Supplied records ▸
* * * * * * * * *
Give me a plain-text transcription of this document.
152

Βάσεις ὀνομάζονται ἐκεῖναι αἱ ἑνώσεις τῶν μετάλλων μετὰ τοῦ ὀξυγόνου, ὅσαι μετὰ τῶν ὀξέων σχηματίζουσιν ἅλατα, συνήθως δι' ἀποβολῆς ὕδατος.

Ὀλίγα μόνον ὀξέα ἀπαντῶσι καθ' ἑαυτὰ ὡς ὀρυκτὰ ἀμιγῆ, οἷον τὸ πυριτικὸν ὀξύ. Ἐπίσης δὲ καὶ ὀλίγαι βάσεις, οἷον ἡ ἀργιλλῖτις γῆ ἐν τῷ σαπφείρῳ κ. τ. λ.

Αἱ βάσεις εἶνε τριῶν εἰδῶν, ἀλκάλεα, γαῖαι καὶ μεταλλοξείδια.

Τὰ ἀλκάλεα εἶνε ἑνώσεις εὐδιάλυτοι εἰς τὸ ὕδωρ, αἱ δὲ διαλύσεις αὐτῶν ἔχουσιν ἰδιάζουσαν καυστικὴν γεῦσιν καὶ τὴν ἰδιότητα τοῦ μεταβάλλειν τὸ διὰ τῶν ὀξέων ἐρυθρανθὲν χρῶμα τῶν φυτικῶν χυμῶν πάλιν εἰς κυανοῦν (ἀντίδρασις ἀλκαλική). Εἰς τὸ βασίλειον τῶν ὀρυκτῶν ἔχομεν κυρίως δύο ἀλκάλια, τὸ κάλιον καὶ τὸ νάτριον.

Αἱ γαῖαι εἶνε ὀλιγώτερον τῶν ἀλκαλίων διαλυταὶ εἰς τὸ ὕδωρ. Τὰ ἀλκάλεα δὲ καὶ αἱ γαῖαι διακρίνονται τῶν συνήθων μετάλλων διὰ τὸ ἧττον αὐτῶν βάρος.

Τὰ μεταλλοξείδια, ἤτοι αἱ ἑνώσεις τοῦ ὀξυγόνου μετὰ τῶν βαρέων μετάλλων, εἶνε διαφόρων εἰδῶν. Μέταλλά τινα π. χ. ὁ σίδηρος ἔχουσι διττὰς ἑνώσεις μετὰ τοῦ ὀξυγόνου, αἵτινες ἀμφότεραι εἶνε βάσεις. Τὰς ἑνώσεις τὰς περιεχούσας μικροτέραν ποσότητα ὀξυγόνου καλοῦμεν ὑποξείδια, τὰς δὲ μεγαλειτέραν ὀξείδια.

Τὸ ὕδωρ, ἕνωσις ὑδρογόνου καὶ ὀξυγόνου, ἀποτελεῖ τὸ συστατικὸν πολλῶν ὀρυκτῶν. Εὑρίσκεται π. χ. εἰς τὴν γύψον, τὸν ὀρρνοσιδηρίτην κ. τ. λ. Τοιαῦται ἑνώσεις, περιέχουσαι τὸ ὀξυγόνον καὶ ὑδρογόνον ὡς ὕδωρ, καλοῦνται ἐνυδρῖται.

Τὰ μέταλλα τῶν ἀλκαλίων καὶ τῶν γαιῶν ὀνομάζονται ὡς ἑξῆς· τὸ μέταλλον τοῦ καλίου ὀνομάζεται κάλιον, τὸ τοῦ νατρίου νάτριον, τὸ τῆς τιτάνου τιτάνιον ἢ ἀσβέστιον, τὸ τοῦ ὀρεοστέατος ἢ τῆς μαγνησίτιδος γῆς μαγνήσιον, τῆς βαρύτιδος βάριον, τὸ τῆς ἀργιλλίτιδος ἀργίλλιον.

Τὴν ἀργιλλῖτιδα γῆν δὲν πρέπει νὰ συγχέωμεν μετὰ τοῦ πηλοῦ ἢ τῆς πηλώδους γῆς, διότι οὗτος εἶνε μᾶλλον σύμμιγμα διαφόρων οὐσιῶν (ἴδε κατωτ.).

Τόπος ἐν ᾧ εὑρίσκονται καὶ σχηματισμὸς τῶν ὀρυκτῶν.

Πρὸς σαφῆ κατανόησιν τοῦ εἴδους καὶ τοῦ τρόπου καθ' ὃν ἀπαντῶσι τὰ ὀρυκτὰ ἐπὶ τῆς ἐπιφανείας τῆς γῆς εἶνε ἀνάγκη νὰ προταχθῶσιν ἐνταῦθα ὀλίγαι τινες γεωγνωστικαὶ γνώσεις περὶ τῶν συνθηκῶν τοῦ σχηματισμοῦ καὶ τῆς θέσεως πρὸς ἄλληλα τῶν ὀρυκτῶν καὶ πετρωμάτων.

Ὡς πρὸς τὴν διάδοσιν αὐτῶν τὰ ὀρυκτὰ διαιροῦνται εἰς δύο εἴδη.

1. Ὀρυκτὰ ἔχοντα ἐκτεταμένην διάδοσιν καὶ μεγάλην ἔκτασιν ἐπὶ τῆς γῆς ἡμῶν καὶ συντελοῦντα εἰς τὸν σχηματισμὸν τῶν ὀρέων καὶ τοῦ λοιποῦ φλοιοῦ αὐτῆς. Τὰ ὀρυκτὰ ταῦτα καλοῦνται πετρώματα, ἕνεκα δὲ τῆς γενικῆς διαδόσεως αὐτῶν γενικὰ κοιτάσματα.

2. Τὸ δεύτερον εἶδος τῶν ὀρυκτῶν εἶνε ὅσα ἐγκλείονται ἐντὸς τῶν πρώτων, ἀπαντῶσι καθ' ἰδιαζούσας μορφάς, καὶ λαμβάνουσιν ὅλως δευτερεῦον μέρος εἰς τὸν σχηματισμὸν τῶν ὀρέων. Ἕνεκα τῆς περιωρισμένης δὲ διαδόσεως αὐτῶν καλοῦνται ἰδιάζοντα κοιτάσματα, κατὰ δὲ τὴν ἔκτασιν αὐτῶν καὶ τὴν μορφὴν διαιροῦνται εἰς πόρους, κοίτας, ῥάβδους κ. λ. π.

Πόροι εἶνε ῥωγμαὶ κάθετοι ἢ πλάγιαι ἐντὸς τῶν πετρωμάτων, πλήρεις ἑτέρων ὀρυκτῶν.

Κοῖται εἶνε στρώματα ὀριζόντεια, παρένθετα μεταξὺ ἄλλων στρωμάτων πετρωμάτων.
* * * * * * * * *
What to do ▸ From the records above, how many lines include the word "ἔκτασιν"? Only the number is wanted.

Worked solution ▸ 2